--- Begin DATA PROVIDED ---

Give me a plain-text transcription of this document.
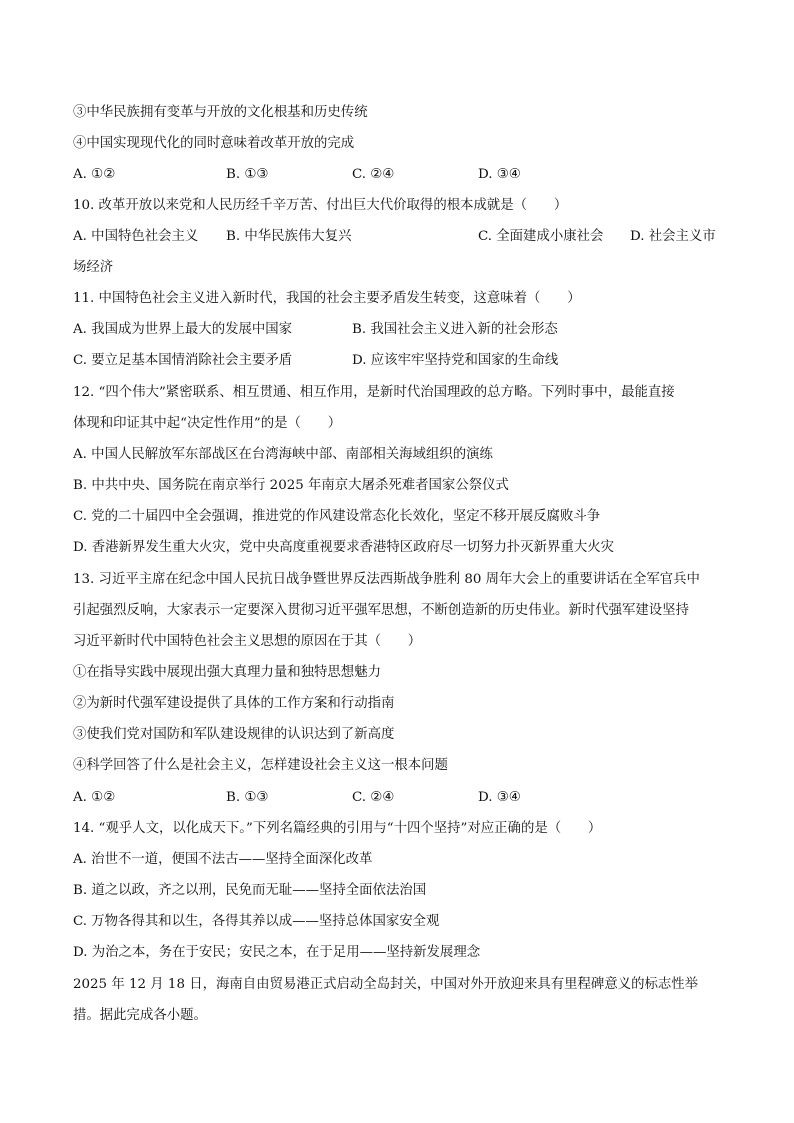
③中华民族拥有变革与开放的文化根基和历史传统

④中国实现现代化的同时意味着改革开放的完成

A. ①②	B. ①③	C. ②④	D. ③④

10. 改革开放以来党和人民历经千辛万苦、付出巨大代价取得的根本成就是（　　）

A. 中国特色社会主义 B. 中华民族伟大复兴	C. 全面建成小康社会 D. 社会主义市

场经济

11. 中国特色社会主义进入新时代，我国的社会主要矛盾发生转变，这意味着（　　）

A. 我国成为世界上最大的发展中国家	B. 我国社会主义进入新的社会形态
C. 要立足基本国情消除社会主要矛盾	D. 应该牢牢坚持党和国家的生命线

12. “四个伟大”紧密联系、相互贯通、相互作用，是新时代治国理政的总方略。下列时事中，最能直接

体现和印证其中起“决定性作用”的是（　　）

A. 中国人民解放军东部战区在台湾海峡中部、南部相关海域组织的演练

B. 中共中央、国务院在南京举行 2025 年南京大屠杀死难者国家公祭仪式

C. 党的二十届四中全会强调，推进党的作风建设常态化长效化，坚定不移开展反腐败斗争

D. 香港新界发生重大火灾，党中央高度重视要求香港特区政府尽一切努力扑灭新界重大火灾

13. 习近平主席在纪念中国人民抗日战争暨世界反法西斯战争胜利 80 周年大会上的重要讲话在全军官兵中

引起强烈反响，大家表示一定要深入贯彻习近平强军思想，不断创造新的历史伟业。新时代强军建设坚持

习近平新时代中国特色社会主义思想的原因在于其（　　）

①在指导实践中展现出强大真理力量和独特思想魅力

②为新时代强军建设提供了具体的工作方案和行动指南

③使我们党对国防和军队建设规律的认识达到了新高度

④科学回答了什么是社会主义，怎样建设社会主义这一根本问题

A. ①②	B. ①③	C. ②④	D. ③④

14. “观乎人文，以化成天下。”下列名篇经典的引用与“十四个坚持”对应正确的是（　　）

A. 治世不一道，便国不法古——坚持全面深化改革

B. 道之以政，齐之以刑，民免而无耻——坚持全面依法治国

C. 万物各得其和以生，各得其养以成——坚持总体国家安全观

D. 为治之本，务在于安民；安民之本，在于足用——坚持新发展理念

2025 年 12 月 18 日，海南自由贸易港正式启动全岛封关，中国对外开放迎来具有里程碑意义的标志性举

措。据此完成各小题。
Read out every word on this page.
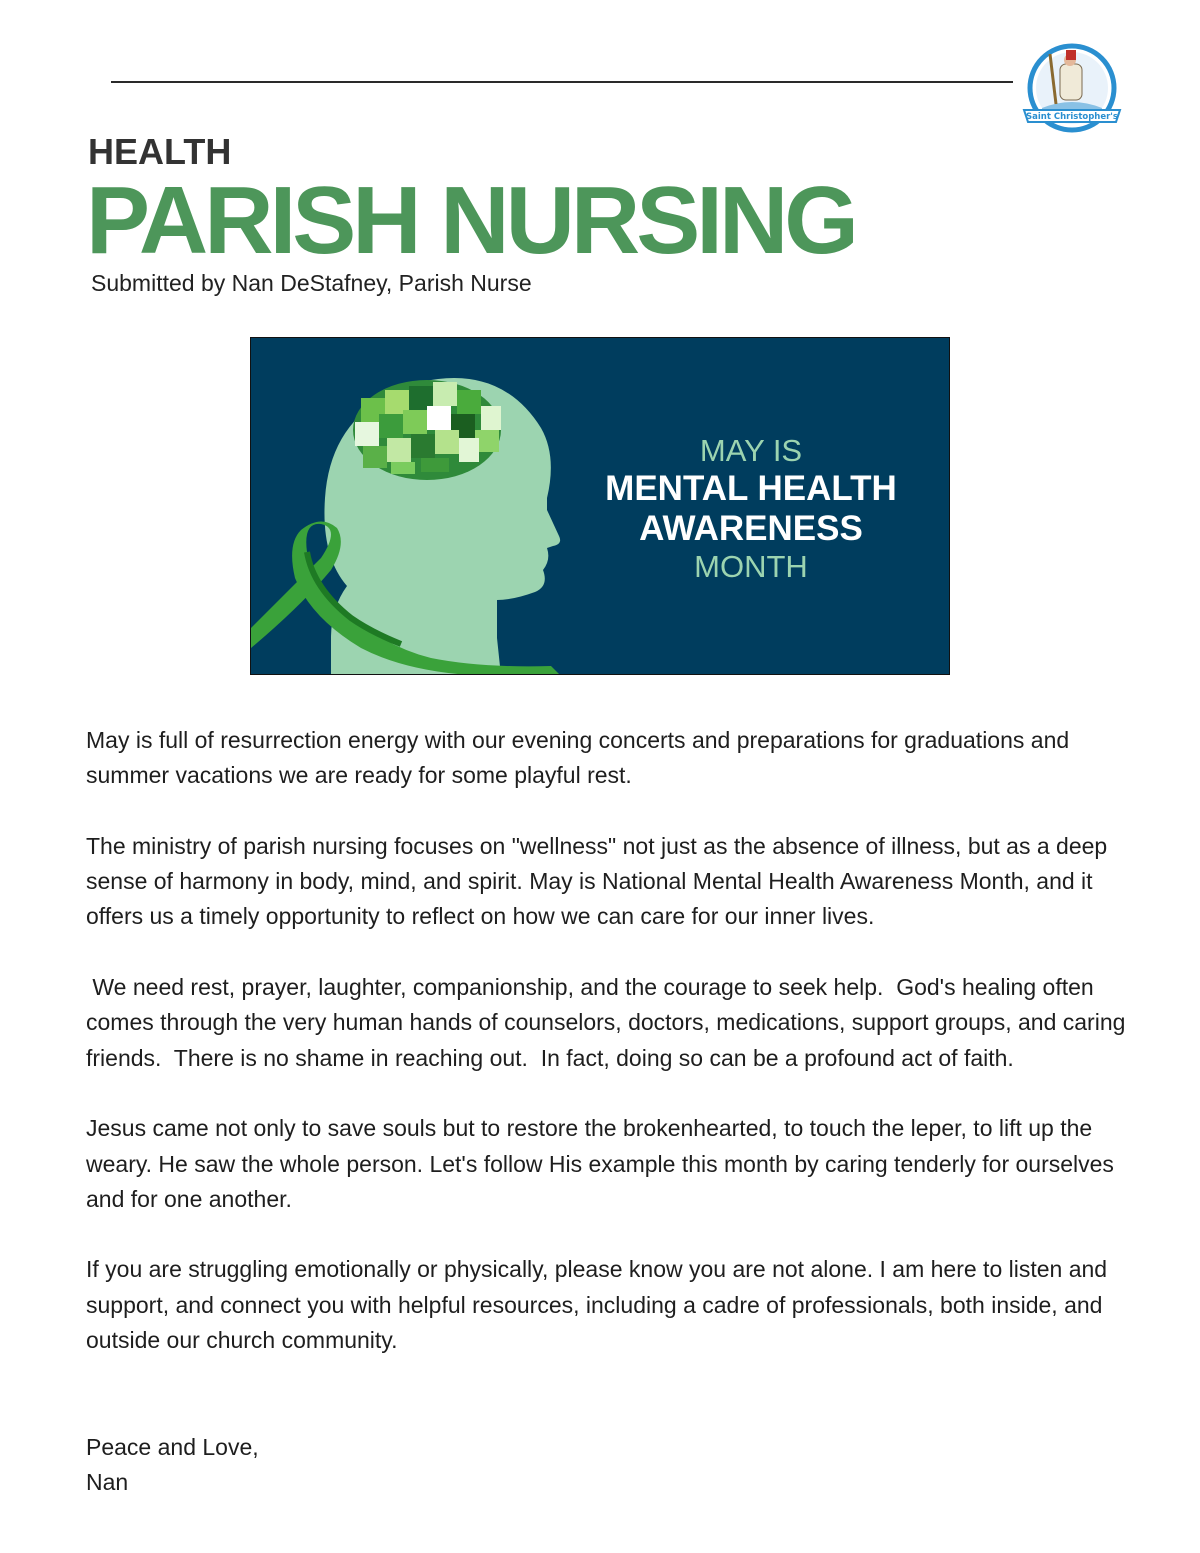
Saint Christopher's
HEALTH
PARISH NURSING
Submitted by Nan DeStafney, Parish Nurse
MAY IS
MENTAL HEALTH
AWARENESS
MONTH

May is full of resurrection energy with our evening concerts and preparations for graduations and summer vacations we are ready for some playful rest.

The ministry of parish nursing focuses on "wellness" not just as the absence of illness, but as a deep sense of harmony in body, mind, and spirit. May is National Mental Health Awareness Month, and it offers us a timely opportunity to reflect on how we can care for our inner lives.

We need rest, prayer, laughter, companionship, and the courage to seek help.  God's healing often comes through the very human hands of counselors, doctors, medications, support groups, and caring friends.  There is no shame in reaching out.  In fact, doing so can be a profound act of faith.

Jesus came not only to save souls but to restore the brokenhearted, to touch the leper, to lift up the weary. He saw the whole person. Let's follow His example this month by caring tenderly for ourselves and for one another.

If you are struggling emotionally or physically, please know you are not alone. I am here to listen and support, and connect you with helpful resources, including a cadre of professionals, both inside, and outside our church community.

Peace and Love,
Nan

--- End DATA PROVIDED ---

Skipping the pictures, transcribe each line above exactly as it appears.

> ANSWER TO THIS PROBLEM
Give me a plain-text transcription of this document.
③中华民族拥有变革与开放的文化根基和历史传统

④中国实现现代化的同时意味着改革开放的完成

A. ①②	B. ①③	C. ②④	D. ③④

10. 改革开放以来党和人民历经千辛万苦、付出巨大代价取得的根本成就是（　　）

A. 中国特色社会主义 B. 中华民族伟大复兴	C. 全面建成小康社会 D. 社会主义市

场经济

11. 中国特色社会主义进入新时代，我国的社会主要矛盾发生转变，这意味着（　　）

A. 我国成为世界上最大的发展中国家	B. 我国社会主义进入新的社会形态
C. 要立足基本国情消除社会主要矛盾	D. 应该牢牢坚持党和国家的生命线

12. “四个伟大”紧密联系、相互贯通、相互作用，是新时代治国理政的总方略。下列时事中，最能直接

体现和印证其中起“决定性作用”的是（　　）

A. 中国人民解放军东部战区在台湾海峡中部、南部相关海域组织的演练

B. 中共中央、国务院在南京举行 2025 年南京大屠杀死难者国家公祭仪式

C. 党的二十届四中全会强调，推进党的作风建设常态化长效化，坚定不移开展反腐败斗争

D. 香港新界发生重大火灾，党中央高度重视要求香港特区政府尽一切努力扑灭新界重大火灾

13. 习近平主席在纪念中国人民抗日战争暨世界反法西斯战争胜利 80 周年大会上的重要讲话在全军官兵中

引起强烈反响，大家表示一定要深入贯彻习近平强军思想，不断创造新的历史伟业。新时代强军建设坚持

习近平新时代中国特色社会主义思想的原因在于其（　　）

①在指导实践中展现出强大真理力量和独特思想魅力

②为新时代强军建设提供了具体的工作方案和行动指南

③使我们党对国防和军队建设规律的认识达到了新高度

④科学回答了什么是社会主义，怎样建设社会主义这一根本问题

A. ①②	B. ①③	C. ②④	D. ③④

14. “观乎人文，以化成天下。”下列名篇经典的引用与“十四个坚持”对应正确的是（　　）

A. 治世不一道，便国不法古——坚持全面深化改革

B. 道之以政，齐之以刑，民免而无耻——坚持全面依法治国

C. 万物各得其和以生，各得其养以成——坚持总体国家安全观

D. 为治之本，务在于安民；安民之本，在于足用——坚持新发展理念

2025 年 12 月 18 日，海南自由贸易港正式启动全岛封关，中国对外开放迎来具有里程碑意义的标志性举

措。据此完成各小题。
Read out every word on this page.
Saint Christopher's
HEALTH
PARISH NURSING
Submitted by Nan DeStafney, Parish Nurse
MAY IS
MENTAL HEALTH
AWARENESS
MONTH

May is full of resurrection energy with our evening concerts and preparations for graduations and summer vacations we are ready for some playful rest.

The ministry of parish nursing focuses on "wellness" not just as the absence of illness, but as a deep sense of harmony in body, mind, and spirit. May is National Mental Health Awareness Month, and it offers us a timely opportunity to reflect on how we can care for our inner lives.

We need rest, prayer, laughter, companionship, and the courage to seek help.  God's healing often comes through the very human hands of counselors, doctors, medications, support groups, and caring friends.  There is no shame in reaching out.  In fact, doing so can be a profound act of faith.

Jesus came not only to save souls but to restore the brokenhearted, to touch the leper, to lift up the weary. He saw the whole person. Let's follow His example this month by caring tenderly for ourselves and for one another.

If you are struggling emotionally or physically, please know you are not alone. I am here to listen and support, and connect you with helpful resources, including a cadre of professionals, both inside, and outside our church community.

Peace and Love,
Nan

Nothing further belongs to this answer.